Written task
Count every line below in which "title" occurs, then give only the count.

Data extract
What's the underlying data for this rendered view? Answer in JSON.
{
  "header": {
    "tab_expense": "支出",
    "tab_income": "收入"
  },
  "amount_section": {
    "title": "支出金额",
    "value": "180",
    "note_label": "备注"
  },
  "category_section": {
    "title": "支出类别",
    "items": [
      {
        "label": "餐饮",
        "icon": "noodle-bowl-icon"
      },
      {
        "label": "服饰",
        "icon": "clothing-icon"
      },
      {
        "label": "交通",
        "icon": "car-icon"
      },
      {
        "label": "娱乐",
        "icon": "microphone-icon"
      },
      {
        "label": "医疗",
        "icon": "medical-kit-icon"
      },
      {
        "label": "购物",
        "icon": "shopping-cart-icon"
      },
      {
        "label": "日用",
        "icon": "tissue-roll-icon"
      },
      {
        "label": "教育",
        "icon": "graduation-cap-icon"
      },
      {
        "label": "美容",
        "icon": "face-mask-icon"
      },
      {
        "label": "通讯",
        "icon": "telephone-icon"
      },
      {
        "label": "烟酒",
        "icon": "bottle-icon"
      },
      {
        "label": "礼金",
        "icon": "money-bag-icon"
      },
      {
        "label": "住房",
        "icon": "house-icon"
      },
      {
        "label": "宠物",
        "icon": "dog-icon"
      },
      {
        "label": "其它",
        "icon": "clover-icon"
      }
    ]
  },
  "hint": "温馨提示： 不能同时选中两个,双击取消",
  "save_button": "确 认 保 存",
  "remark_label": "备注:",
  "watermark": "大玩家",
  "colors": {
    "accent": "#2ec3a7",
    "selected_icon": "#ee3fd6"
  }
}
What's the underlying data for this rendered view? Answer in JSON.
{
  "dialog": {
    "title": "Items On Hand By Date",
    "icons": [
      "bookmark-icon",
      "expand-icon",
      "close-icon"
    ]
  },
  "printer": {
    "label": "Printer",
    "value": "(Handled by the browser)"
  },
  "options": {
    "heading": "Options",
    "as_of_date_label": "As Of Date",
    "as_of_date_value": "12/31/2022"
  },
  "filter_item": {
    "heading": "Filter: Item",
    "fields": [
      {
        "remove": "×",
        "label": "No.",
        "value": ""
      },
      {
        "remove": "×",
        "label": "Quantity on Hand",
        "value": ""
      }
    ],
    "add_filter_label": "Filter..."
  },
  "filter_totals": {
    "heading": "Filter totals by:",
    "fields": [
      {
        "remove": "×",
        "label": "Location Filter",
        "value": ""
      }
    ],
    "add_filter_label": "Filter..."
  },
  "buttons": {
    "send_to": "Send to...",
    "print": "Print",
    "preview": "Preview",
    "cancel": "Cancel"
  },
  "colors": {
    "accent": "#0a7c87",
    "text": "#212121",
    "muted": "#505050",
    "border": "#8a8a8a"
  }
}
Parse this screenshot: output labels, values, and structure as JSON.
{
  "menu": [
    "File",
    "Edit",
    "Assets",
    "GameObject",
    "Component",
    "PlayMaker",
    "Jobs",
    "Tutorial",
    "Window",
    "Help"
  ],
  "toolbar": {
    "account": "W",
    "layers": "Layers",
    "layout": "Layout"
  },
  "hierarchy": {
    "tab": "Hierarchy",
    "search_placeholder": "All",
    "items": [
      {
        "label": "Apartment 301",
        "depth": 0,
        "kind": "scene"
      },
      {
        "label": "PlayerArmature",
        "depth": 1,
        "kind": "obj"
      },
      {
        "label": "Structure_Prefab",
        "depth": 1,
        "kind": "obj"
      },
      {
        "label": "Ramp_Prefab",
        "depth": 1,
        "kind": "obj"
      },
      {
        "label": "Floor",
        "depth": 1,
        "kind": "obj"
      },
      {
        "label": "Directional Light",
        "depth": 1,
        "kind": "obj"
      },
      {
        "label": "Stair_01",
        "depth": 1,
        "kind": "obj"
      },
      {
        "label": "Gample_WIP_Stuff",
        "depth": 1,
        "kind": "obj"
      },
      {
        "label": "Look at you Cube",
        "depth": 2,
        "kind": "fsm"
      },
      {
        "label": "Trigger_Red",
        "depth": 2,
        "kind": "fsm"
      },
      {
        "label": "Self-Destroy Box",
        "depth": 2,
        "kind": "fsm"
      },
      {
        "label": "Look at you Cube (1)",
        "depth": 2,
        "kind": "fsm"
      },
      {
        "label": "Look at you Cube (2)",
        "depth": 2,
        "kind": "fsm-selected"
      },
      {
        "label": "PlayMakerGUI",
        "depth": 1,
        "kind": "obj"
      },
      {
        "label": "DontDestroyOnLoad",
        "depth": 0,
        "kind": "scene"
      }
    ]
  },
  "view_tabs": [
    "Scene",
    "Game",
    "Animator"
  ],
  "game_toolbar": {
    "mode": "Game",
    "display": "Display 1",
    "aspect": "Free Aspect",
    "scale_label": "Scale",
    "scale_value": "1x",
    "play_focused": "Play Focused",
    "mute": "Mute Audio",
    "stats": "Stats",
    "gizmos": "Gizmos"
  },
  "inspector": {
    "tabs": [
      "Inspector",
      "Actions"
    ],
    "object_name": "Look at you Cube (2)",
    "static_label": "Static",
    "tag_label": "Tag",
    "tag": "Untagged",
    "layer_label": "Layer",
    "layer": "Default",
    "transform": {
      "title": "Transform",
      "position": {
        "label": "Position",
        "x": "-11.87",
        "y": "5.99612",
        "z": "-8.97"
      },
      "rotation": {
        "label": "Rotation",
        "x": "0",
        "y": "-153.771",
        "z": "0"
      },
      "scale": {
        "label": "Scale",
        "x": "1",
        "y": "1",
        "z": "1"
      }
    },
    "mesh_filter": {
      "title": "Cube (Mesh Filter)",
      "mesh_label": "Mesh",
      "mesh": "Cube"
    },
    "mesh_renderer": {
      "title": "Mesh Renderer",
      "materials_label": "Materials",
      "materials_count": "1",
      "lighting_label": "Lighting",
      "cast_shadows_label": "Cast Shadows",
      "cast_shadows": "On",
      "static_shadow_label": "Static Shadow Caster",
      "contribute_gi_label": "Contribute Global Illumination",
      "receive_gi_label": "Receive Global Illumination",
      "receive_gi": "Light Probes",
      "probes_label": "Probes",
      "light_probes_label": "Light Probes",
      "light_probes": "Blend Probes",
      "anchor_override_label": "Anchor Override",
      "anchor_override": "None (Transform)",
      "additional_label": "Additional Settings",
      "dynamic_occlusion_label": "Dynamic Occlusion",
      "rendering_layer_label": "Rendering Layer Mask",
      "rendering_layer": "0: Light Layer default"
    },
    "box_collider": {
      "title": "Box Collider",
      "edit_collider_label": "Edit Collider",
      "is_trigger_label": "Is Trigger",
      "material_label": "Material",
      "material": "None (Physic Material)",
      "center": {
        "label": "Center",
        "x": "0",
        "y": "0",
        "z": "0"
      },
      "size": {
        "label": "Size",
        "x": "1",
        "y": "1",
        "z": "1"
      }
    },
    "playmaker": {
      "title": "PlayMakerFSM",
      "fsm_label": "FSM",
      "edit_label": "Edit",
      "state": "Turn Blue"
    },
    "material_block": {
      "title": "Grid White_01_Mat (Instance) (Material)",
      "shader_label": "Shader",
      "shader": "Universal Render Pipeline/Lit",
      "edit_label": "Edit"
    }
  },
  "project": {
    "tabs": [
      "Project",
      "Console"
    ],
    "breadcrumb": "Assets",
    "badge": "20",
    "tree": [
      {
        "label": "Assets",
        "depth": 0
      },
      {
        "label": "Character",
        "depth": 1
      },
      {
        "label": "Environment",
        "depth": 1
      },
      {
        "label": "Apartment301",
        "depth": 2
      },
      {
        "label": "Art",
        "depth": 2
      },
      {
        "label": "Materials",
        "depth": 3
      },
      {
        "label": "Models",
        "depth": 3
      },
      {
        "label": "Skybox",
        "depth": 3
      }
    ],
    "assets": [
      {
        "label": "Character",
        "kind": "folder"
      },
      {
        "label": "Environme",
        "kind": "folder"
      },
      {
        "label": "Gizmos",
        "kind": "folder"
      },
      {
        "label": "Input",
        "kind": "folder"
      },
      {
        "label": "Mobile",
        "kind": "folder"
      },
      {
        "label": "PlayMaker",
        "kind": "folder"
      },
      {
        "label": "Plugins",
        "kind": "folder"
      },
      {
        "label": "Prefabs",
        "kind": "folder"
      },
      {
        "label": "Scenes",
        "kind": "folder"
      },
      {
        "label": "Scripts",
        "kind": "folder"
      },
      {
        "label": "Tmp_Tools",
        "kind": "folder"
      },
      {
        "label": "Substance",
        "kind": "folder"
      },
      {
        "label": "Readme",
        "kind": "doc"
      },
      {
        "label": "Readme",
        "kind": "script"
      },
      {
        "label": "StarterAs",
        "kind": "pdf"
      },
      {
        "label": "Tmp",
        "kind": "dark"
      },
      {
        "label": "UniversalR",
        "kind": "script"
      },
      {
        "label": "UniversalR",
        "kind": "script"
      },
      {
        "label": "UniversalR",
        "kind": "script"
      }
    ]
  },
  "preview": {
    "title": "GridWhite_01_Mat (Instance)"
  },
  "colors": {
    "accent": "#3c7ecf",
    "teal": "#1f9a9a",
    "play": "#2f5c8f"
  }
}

Exercise output
10